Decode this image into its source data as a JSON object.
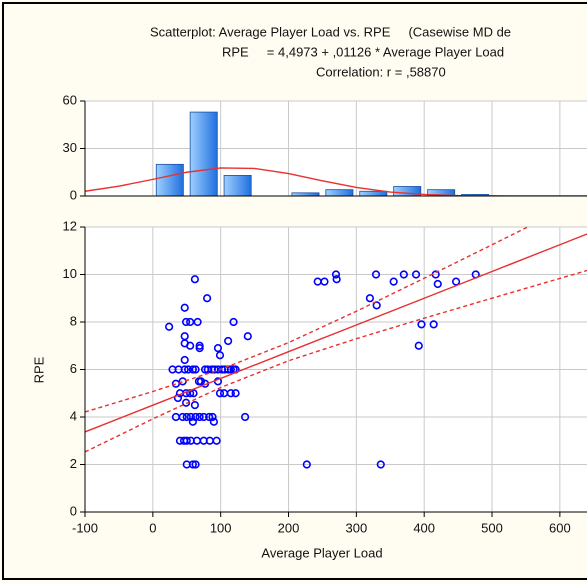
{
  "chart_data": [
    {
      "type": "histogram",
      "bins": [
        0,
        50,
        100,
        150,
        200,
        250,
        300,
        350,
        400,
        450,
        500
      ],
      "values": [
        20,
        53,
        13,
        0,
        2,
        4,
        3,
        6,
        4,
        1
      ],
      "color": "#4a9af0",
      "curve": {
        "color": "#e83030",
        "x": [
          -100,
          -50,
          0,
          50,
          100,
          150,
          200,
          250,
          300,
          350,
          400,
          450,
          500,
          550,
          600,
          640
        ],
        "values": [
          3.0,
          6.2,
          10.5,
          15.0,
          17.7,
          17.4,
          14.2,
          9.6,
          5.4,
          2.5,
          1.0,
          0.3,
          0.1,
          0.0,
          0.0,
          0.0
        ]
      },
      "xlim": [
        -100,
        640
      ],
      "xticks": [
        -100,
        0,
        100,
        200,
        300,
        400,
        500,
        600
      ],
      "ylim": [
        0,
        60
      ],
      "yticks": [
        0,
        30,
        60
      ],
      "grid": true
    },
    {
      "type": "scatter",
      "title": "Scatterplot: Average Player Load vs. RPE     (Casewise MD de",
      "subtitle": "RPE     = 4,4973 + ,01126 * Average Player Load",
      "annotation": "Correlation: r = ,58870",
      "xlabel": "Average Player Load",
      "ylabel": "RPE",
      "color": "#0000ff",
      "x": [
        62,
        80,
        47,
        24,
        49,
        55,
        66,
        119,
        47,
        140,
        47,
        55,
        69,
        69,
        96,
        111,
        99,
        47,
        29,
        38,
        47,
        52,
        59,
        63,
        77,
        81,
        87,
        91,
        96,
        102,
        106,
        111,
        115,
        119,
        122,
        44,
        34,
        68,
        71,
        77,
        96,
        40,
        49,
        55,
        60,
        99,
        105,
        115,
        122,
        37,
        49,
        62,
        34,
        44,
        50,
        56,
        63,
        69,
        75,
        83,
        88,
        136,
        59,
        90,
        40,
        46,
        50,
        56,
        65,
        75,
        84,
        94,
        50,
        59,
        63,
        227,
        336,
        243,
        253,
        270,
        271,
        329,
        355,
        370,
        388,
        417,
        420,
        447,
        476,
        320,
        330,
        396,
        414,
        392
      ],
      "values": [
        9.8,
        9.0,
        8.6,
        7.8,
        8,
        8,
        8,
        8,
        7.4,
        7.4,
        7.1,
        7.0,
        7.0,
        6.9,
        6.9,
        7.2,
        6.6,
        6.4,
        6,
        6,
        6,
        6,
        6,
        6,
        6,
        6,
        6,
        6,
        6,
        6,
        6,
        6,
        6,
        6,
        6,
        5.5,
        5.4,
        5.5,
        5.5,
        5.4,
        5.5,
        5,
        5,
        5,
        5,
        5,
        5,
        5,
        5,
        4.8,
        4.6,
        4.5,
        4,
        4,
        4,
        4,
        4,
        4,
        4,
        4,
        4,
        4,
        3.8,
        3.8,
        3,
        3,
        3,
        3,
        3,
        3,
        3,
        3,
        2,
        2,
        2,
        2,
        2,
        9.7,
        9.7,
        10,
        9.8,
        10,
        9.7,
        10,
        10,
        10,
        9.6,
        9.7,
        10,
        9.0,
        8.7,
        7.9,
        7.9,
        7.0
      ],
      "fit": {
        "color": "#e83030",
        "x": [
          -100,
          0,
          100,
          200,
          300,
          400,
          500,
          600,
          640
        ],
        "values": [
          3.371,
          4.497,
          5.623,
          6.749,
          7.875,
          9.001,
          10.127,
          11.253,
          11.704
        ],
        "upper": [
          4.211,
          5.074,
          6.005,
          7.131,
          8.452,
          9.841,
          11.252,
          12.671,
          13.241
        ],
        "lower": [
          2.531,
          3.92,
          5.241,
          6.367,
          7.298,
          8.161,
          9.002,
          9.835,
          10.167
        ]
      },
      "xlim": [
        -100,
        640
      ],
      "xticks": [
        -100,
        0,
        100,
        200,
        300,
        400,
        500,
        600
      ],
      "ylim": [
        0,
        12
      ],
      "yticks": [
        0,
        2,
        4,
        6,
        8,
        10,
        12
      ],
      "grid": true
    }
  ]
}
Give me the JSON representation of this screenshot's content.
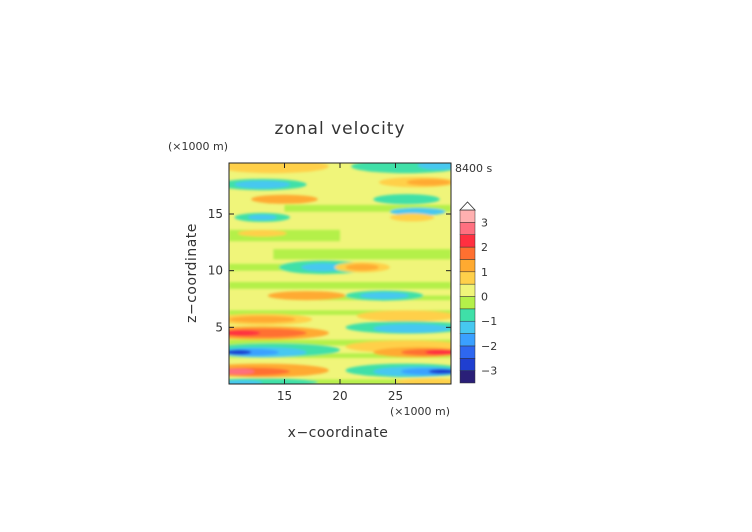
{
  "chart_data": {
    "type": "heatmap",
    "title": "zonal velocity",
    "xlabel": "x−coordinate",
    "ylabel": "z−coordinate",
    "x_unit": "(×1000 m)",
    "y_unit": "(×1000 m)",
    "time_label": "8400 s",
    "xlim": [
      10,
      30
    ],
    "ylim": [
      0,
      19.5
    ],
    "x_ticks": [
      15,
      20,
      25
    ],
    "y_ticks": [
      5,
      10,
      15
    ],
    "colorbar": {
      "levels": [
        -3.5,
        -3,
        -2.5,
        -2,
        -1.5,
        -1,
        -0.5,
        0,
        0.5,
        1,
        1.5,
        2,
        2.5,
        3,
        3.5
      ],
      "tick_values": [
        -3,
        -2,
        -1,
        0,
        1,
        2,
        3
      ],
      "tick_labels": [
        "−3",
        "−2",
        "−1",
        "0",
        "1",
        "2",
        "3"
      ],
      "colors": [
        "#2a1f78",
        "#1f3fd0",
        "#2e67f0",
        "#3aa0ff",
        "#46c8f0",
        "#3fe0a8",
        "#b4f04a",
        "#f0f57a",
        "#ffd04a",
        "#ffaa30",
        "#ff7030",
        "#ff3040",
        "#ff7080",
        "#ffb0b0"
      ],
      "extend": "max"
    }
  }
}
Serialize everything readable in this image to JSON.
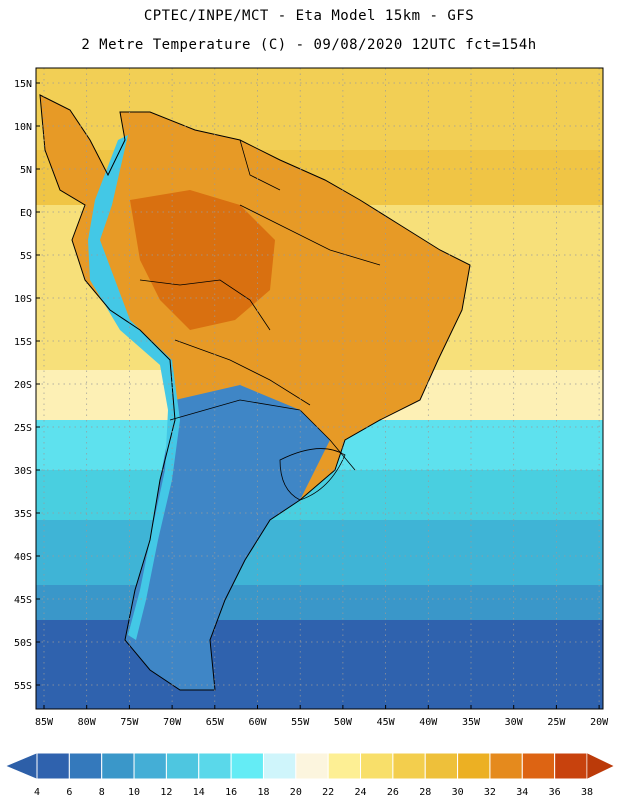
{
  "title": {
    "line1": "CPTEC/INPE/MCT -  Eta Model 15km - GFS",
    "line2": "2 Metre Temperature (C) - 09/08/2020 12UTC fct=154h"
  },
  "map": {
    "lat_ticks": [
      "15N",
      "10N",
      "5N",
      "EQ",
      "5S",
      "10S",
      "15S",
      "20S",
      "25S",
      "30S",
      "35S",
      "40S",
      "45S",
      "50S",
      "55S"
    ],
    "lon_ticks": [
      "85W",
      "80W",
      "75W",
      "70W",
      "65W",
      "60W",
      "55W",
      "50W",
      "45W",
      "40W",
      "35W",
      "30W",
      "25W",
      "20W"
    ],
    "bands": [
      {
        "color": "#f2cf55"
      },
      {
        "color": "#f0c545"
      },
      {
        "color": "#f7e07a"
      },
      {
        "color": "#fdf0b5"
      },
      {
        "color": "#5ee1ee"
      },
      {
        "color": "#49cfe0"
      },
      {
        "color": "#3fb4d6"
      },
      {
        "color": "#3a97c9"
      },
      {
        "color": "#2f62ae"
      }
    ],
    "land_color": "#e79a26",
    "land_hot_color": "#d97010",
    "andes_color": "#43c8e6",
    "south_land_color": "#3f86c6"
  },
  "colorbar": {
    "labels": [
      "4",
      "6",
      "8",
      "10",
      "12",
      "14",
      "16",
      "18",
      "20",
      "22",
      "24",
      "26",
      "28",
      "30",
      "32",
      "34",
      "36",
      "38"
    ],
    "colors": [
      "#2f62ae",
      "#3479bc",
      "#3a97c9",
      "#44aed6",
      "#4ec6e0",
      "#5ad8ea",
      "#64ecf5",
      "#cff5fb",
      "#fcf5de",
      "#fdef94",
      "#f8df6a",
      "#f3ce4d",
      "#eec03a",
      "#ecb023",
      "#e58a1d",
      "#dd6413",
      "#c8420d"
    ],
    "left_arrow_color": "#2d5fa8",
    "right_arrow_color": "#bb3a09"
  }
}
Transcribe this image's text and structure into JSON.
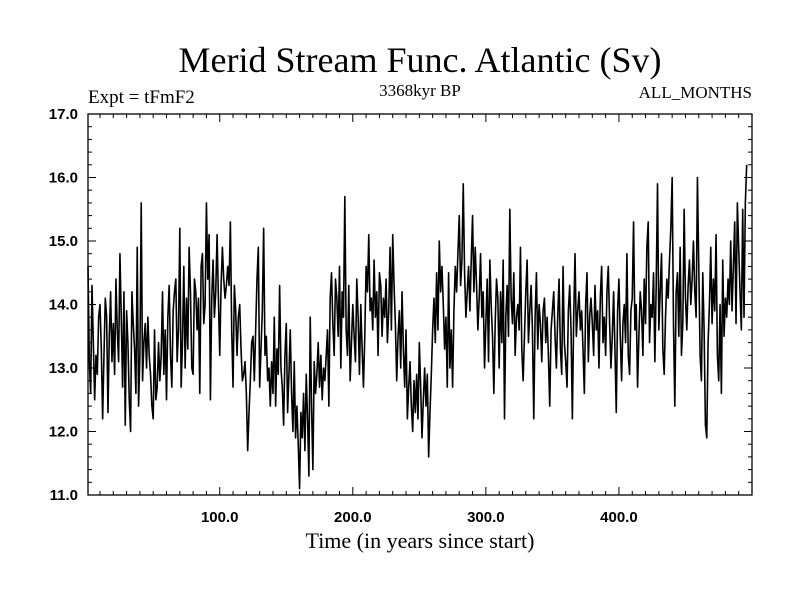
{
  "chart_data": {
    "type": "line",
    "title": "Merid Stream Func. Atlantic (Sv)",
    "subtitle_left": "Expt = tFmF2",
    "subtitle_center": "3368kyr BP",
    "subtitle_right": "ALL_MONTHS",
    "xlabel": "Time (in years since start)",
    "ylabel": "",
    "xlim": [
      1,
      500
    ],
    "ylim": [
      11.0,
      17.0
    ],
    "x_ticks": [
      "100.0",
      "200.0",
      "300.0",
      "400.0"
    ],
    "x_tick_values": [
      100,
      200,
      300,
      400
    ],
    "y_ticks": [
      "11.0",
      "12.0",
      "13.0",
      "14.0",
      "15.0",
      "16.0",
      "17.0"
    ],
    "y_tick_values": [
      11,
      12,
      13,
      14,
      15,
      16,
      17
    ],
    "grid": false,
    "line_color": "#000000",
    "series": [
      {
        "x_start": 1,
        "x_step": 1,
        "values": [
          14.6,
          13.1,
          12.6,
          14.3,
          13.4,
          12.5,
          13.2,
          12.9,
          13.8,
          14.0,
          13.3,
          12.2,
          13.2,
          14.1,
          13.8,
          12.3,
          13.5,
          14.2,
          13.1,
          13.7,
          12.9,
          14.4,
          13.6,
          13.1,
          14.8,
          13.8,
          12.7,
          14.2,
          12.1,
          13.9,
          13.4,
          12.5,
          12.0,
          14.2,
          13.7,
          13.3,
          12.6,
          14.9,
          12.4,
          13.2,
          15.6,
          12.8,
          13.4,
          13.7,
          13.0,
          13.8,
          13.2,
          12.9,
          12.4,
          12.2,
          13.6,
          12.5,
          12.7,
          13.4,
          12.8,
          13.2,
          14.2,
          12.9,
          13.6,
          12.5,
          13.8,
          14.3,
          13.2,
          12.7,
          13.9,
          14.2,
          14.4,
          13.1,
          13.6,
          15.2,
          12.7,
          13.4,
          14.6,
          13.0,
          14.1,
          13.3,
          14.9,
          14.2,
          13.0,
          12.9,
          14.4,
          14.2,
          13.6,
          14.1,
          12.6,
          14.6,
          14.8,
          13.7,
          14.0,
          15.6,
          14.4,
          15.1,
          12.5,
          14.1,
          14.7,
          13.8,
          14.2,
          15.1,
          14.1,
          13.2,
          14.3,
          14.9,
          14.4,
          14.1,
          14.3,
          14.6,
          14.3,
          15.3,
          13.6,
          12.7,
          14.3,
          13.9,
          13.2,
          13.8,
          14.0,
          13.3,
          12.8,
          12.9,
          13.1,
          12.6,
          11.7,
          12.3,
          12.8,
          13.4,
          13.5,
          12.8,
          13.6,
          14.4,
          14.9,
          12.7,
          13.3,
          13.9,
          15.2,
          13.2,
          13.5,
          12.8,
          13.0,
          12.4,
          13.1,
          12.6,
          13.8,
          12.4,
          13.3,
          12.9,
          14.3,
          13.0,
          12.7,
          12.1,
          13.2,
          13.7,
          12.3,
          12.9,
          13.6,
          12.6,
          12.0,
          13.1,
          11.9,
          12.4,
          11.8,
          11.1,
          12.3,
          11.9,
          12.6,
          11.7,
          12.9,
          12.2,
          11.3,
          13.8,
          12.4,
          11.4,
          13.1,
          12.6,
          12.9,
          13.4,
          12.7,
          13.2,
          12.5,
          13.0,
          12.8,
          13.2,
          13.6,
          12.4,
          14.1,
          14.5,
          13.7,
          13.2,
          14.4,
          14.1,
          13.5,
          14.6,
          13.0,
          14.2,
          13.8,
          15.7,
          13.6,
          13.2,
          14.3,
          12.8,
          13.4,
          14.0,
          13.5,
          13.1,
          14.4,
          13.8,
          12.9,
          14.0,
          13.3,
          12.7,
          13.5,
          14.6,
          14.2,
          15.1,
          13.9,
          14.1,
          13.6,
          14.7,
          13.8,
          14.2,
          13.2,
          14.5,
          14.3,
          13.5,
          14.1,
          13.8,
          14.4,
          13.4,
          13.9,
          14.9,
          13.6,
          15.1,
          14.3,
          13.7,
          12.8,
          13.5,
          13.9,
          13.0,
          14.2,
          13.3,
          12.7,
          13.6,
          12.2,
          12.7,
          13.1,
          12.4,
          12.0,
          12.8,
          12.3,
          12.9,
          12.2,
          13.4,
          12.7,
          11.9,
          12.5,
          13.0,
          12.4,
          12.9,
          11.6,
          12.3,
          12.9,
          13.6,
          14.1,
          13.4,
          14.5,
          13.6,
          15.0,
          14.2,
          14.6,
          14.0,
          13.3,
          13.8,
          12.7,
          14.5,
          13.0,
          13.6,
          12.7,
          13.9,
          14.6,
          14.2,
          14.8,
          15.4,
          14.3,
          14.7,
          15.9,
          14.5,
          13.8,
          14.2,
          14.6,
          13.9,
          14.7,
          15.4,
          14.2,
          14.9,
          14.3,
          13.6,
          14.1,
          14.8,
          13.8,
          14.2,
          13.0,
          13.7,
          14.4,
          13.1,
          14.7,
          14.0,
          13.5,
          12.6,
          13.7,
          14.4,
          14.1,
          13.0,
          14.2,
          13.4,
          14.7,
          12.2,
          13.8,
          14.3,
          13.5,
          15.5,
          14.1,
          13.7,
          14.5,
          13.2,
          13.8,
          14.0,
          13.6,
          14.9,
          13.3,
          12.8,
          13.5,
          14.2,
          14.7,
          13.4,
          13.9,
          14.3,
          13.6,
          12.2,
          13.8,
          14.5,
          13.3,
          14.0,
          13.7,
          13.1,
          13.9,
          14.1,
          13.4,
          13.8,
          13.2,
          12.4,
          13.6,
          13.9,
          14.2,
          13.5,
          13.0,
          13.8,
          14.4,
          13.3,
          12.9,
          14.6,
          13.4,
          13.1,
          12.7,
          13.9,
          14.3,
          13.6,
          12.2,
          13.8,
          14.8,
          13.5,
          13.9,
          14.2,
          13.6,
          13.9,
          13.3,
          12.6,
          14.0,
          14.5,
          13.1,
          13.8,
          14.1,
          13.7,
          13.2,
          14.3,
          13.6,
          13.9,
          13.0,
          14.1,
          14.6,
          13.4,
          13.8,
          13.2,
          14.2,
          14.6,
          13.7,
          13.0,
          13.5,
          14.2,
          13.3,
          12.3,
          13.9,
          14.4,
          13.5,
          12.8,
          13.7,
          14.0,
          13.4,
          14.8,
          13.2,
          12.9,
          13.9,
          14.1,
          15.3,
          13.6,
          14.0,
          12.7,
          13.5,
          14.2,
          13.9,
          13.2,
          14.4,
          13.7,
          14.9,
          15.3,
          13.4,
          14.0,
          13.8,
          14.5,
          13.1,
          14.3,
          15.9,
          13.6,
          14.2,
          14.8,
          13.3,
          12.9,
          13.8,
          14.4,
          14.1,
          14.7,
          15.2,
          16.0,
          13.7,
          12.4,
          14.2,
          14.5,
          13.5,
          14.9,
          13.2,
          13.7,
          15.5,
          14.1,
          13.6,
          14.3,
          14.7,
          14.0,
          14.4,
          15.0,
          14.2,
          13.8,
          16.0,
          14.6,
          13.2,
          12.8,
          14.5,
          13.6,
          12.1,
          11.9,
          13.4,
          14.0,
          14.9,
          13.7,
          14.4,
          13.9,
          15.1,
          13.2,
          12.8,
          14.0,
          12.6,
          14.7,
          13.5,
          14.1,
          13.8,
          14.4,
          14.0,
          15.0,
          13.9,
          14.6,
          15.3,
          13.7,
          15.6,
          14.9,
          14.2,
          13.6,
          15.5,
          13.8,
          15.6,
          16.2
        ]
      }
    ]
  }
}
* * * * * * * * *
* _Task details_:
Every line containing the string "Player" must be listed.

* _Answer to the exercise_:
      "title": "Scatterplot: Average Player Load vs. RPE     (Casewise MD de",
      "subtitle": "RPE     = 4,4973 + ,01126 * Average Player Load",
      "xlabel": "Average Player Load",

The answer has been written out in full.